#### Brief:
Each entry here needs to be set down again exactly, please; pictures are left out.

===== Entries =====

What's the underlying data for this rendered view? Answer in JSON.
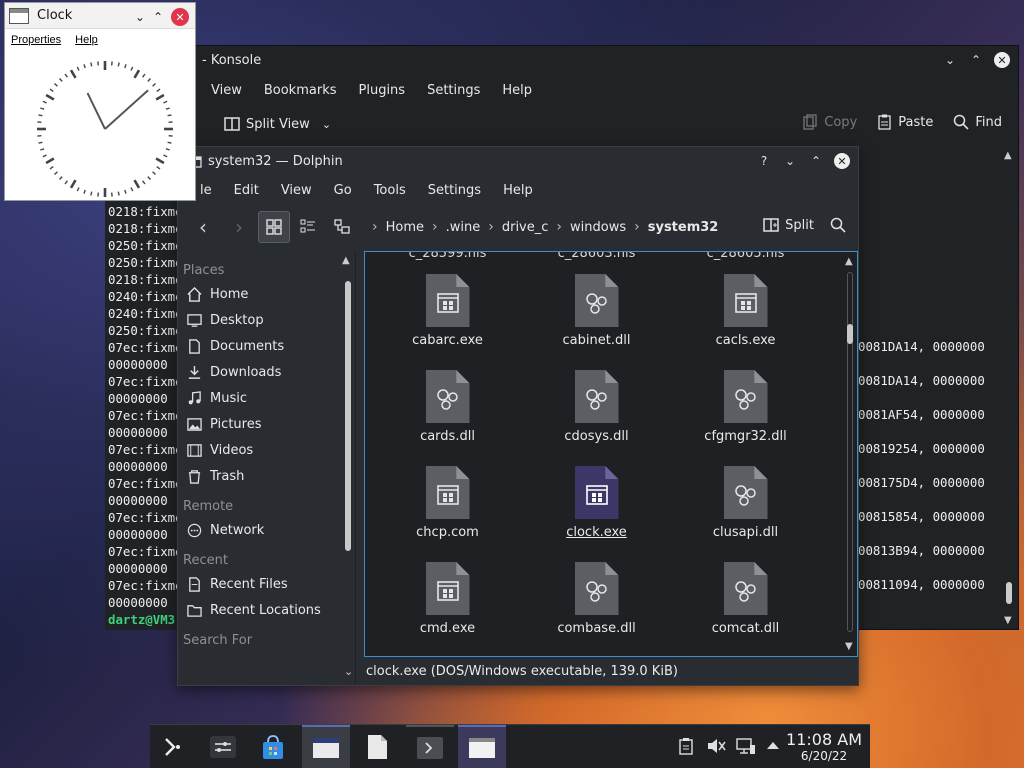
{
  "colors": {
    "selection": "#3d8ec9",
    "terminal_prompt": "#3fd17c",
    "clock_close": "#e0354a",
    "selected_icon": "#3c3766"
  },
  "clock": {
    "title": "Clock",
    "menu": [
      "Properties",
      "Help"
    ]
  },
  "konsole": {
    "title": "- Konsole",
    "menu": [
      "View",
      "Bookmarks",
      "Plugins",
      "Settings",
      "Help"
    ],
    "toolbar": {
      "split_view": "Split View",
      "copy": "Copy",
      "paste": "Paste",
      "find": "Find"
    },
    "left_lines": [
      "0218:fixme",
      "0218:fixme",
      "0250:fixme",
      "0250:fixme",
      "0218:fixme",
      "0240:fixme",
      "0240:fixme",
      "0250:fixme",
      "07ec:fixme",
      "00000000",
      "07ec:fixme",
      "00000000",
      "07ec:fixme",
      "00000000",
      "07ec:fixme",
      "00000000",
      "07ec:fixme",
      "00000000",
      "07ec:fixme",
      "00000000",
      "07ec:fixme",
      "00000000",
      "07ec:fixme",
      "00000000"
    ],
    "prompt": "dartz@VM3",
    "right_lines": [
      "0081DA14, 0000000",
      "0081DA14, 0000000",
      "0081AF54, 0000000",
      "00819254, 0000000",
      "008175D4, 0000000",
      "00815854, 0000000",
      "00813B94, 0000000",
      "00811094, 0000000"
    ]
  },
  "dolphin": {
    "title": "system32 — Dolphin",
    "menu": [
      "le",
      "Edit",
      "View",
      "Go",
      "Tools",
      "Settings",
      "Help"
    ],
    "breadcrumb": [
      "Home",
      ".wine",
      "drive_c",
      "windows",
      "system32"
    ],
    "split_label": "Split",
    "places": {
      "title": "Places",
      "items": [
        {
          "label": "Home",
          "icon": "home-icon"
        },
        {
          "label": "Desktop",
          "icon": "desktop-icon"
        },
        {
          "label": "Documents",
          "icon": "documents-icon"
        },
        {
          "label": "Downloads",
          "icon": "downloads-icon"
        },
        {
          "label": "Music",
          "icon": "music-icon"
        },
        {
          "label": "Pictures",
          "icon": "pictures-icon"
        },
        {
          "label": "Videos",
          "icon": "videos-icon"
        },
        {
          "label": "Trash",
          "icon": "trash-icon"
        }
      ],
      "remote_title": "Remote",
      "remote_items": [
        {
          "label": "Network",
          "icon": "network-icon"
        }
      ],
      "recent_title": "Recent",
      "recent_items": [
        {
          "label": "Recent Files",
          "icon": "recent-files-icon"
        },
        {
          "label": "Recent Locations",
          "icon": "recent-locations-icon"
        }
      ],
      "search_title": "Search For"
    },
    "cut_labels": [
      "c_28599.nls",
      "c_28603.nls",
      "c_28605.nls"
    ],
    "files": [
      {
        "name": "cabarc.exe",
        "type": "exe"
      },
      {
        "name": "cabinet.dll",
        "type": "dll"
      },
      {
        "name": "cacls.exe",
        "type": "exe"
      },
      {
        "name": "cards.dll",
        "type": "dll"
      },
      {
        "name": "cdosys.dll",
        "type": "dll"
      },
      {
        "name": "cfgmgr32.dll",
        "type": "dll"
      },
      {
        "name": "chcp.com",
        "type": "exe"
      },
      {
        "name": "clock.exe",
        "type": "exe",
        "selected": true
      },
      {
        "name": "clusapi.dll",
        "type": "dll"
      },
      {
        "name": "cmd.exe",
        "type": "exe"
      },
      {
        "name": "combase.dll",
        "type": "dll"
      },
      {
        "name": "comcat.dll",
        "type": "dll"
      }
    ],
    "status": "clock.exe (DOS/Windows executable, 139.0 KiB)"
  },
  "taskbar": {
    "time": "11:08 AM",
    "date": "6/20/22"
  }
}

=====

#### The output:
What's the underlying data for this rendered view? Answer in JSON.
{
  "colors": {
    "selection": "#3d8ec9",
    "terminal_prompt": "#3fd17c",
    "clock_close": "#e0354a",
    "selected_icon": "#3c3766"
  },
  "clock": {
    "title": "Clock",
    "menu": [
      "Properties",
      "Help"
    ]
  },
  "konsole": {
    "title": "- Konsole",
    "menu": [
      "View",
      "Bookmarks",
      "Plugins",
      "Settings",
      "Help"
    ],
    "toolbar": {
      "split_view": "Split View",
      "copy": "Copy",
      "paste": "Paste",
      "find": "Find"
    },
    "left_lines": [
      "0218:fixme",
      "0218:fixme",
      "0250:fixme",
      "0250:fixme",
      "0218:fixme",
      "0240:fixme",
      "0240:fixme",
      "0250:fixme",
      "07ec:fixme",
      "00000000",
      "07ec:fixme",
      "00000000",
      "07ec:fixme",
      "00000000",
      "07ec:fixme",
      "00000000",
      "07ec:fixme",
      "00000000",
      "07ec:fixme",
      "00000000",
      "07ec:fixme",
      "00000000",
      "07ec:fixme",
      "00000000"
    ],
    "prompt": "dartz@VM3",
    "right_lines": [
      "0081DA14, 0000000",
      "0081DA14, 0000000",
      "0081AF54, 0000000",
      "00819254, 0000000",
      "008175D4, 0000000",
      "00815854, 0000000",
      "00813B94, 0000000",
      "00811094, 0000000"
    ]
  },
  "dolphin": {
    "title": "system32 — Dolphin",
    "menu": [
      "le",
      "Edit",
      "View",
      "Go",
      "Tools",
      "Settings",
      "Help"
    ],
    "breadcrumb": [
      "Home",
      ".wine",
      "drive_c",
      "windows",
      "system32"
    ],
    "split_label": "Split",
    "places": {
      "title": "Places",
      "items": [
        {
          "label": "Home",
          "icon": "home-icon"
        },
        {
          "label": "Desktop",
          "icon": "desktop-icon"
        },
        {
          "label": "Documents",
          "icon": "documents-icon"
        },
        {
          "label": "Downloads",
          "icon": "downloads-icon"
        },
        {
          "label": "Music",
          "icon": "music-icon"
        },
        {
          "label": "Pictures",
          "icon": "pictures-icon"
        },
        {
          "label": "Videos",
          "icon": "videos-icon"
        },
        {
          "label": "Trash",
          "icon": "trash-icon"
        }
      ],
      "remote_title": "Remote",
      "remote_items": [
        {
          "label": "Network",
          "icon": "network-icon"
        }
      ],
      "recent_title": "Recent",
      "recent_items": [
        {
          "label": "Recent Files",
          "icon": "recent-files-icon"
        },
        {
          "label": "Recent Locations",
          "icon": "recent-locations-icon"
        }
      ],
      "search_title": "Search For"
    },
    "cut_labels": [
      "c_28599.nls",
      "c_28603.nls",
      "c_28605.nls"
    ],
    "files": [
      {
        "name": "cabarc.exe",
        "type": "exe"
      },
      {
        "name": "cabinet.dll",
        "type": "dll"
      },
      {
        "name": "cacls.exe",
        "type": "exe"
      },
      {
        "name": "cards.dll",
        "type": "dll"
      },
      {
        "name": "cdosys.dll",
        "type": "dll"
      },
      {
        "name": "cfgmgr32.dll",
        "type": "dll"
      },
      {
        "name": "chcp.com",
        "type": "exe"
      },
      {
        "name": "clock.exe",
        "type": "exe",
        "selected": true
      },
      {
        "name": "clusapi.dll",
        "type": "dll"
      },
      {
        "name": "cmd.exe",
        "type": "exe"
      },
      {
        "name": "combase.dll",
        "type": "dll"
      },
      {
        "name": "comcat.dll",
        "type": "dll"
      }
    ],
    "status": "clock.exe (DOS/Windows executable, 139.0 KiB)"
  },
  "taskbar": {
    "time": "11:08 AM",
    "date": "6/20/22"
  }
}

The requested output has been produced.